> TASK
From the entries below, copy out every line with "JSON" in it.

--- INPUT FOR THIS TASK ---

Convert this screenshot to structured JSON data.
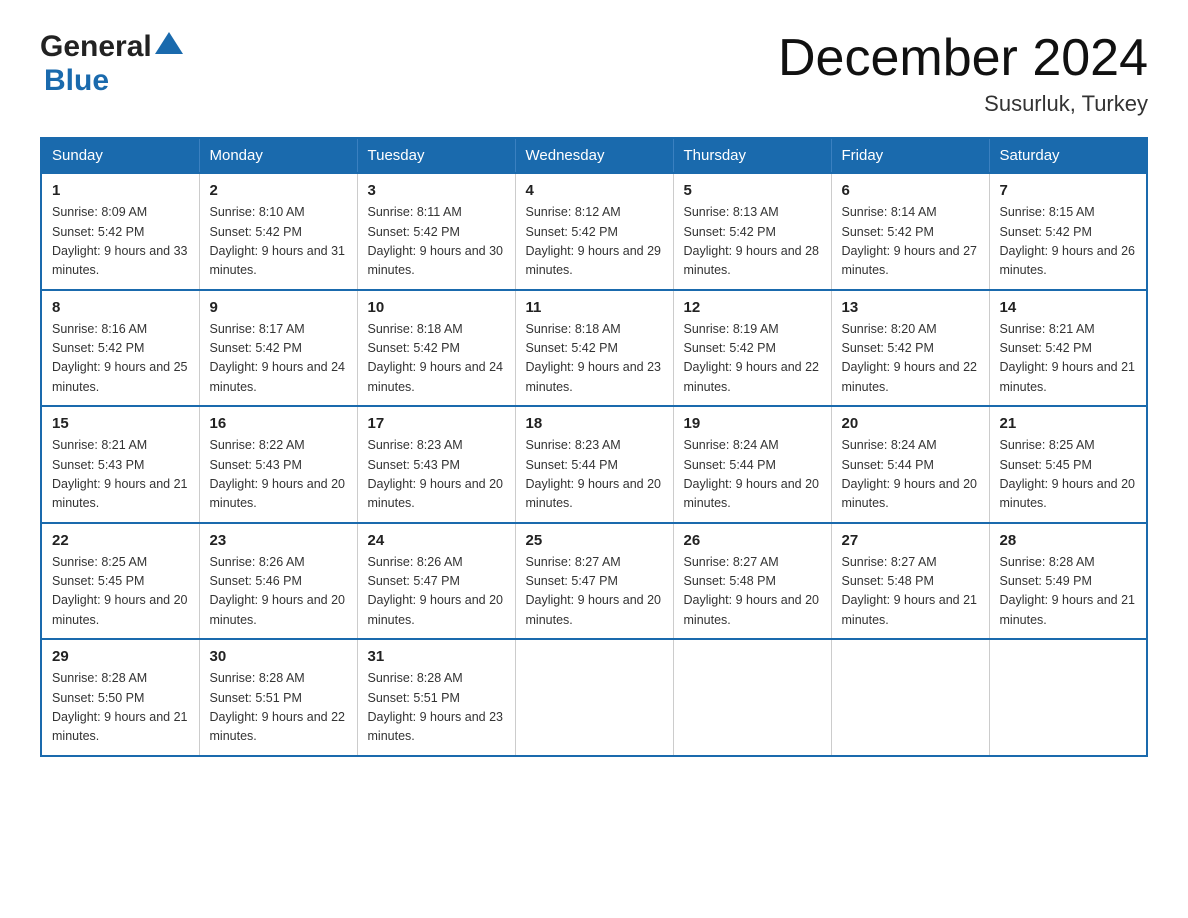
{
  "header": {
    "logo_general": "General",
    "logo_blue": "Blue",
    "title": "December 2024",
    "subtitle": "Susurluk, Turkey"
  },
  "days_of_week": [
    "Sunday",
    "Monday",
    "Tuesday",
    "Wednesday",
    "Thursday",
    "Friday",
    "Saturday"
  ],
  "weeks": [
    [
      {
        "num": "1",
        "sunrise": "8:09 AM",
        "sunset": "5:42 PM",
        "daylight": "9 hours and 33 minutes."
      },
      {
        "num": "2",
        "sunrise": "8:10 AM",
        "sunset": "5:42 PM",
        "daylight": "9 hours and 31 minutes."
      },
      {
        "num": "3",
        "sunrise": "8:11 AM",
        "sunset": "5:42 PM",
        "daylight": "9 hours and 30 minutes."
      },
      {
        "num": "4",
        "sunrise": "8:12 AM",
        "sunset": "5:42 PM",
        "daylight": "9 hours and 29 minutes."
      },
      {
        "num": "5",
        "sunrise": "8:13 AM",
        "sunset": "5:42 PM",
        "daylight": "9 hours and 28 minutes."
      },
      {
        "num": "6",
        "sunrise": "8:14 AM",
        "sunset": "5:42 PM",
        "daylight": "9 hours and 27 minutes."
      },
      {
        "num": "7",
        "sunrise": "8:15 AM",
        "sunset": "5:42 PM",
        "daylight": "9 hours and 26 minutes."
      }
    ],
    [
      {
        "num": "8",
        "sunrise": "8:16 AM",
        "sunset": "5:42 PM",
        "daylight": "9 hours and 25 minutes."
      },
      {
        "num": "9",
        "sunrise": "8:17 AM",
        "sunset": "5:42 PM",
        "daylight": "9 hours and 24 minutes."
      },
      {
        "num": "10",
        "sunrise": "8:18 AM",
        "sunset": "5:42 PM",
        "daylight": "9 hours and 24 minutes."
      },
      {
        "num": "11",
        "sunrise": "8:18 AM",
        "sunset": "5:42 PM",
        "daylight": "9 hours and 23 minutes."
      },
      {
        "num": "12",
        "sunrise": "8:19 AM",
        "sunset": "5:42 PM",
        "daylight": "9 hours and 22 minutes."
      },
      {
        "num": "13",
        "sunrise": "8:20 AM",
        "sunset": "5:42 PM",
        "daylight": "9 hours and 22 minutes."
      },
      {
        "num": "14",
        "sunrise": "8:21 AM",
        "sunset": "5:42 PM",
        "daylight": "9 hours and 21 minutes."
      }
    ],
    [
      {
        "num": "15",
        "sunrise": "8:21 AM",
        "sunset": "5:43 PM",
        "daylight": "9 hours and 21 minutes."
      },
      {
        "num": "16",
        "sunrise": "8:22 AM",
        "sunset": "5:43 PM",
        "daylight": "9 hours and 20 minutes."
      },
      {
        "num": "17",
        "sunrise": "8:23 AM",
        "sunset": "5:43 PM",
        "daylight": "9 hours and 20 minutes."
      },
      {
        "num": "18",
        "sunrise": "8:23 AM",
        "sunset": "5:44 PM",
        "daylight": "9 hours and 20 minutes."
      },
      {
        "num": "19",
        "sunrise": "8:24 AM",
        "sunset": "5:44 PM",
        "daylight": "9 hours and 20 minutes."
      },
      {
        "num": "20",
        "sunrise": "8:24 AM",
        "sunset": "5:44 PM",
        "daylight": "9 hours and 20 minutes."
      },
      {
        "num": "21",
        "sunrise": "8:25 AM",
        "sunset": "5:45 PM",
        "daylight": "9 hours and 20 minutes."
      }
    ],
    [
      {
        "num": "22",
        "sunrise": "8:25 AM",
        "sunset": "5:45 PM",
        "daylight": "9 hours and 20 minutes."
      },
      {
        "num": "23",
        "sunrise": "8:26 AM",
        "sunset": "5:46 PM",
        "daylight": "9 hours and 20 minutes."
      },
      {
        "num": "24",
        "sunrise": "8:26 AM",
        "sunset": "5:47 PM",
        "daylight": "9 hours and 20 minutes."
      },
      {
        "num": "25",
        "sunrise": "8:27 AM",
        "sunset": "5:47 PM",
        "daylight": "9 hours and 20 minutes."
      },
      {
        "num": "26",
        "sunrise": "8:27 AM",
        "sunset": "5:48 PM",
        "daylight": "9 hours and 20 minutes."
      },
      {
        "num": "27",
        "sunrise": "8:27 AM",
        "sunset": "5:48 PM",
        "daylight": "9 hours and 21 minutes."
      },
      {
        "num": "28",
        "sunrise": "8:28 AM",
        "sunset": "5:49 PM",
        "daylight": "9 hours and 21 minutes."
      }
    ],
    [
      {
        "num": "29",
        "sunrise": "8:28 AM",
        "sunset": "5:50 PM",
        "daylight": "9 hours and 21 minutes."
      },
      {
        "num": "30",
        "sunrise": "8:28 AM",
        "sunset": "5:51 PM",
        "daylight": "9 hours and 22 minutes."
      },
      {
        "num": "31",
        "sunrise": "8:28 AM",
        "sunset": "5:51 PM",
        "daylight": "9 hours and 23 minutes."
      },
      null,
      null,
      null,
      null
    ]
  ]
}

---
--- INPUT FOR THIS TASK ---

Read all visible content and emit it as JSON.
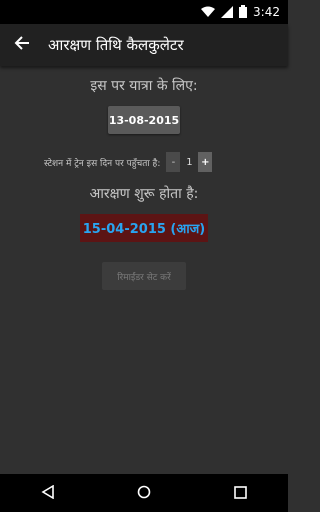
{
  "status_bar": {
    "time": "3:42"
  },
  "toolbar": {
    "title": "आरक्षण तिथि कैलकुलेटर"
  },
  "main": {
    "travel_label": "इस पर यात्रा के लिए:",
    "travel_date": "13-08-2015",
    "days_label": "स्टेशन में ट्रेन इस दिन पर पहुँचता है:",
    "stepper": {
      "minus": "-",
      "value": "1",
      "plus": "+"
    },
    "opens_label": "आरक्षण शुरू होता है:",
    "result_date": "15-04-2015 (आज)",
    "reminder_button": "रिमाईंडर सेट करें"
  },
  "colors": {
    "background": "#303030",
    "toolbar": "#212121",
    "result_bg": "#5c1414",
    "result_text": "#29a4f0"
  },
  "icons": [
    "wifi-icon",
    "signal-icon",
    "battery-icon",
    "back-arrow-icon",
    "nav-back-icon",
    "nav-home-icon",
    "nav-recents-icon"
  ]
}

---
--- INPUT FOR THIS TASK ---

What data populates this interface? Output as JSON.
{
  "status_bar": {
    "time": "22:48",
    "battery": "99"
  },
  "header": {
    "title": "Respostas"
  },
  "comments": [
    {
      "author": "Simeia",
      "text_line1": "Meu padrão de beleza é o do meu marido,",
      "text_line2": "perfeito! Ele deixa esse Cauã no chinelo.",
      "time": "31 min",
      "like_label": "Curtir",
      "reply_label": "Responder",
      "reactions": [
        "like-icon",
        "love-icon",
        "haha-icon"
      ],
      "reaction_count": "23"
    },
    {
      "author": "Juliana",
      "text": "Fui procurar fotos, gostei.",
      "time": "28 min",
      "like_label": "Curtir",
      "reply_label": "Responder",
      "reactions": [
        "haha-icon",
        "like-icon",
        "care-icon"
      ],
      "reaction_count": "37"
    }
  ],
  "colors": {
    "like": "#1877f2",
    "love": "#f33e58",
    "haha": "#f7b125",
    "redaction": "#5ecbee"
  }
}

---

> EXERCISE OUTPUT
Convert this screenshot to structured JSON data.
Read all visible content and emit it as JSON.
What data populates this interface? Output as JSON.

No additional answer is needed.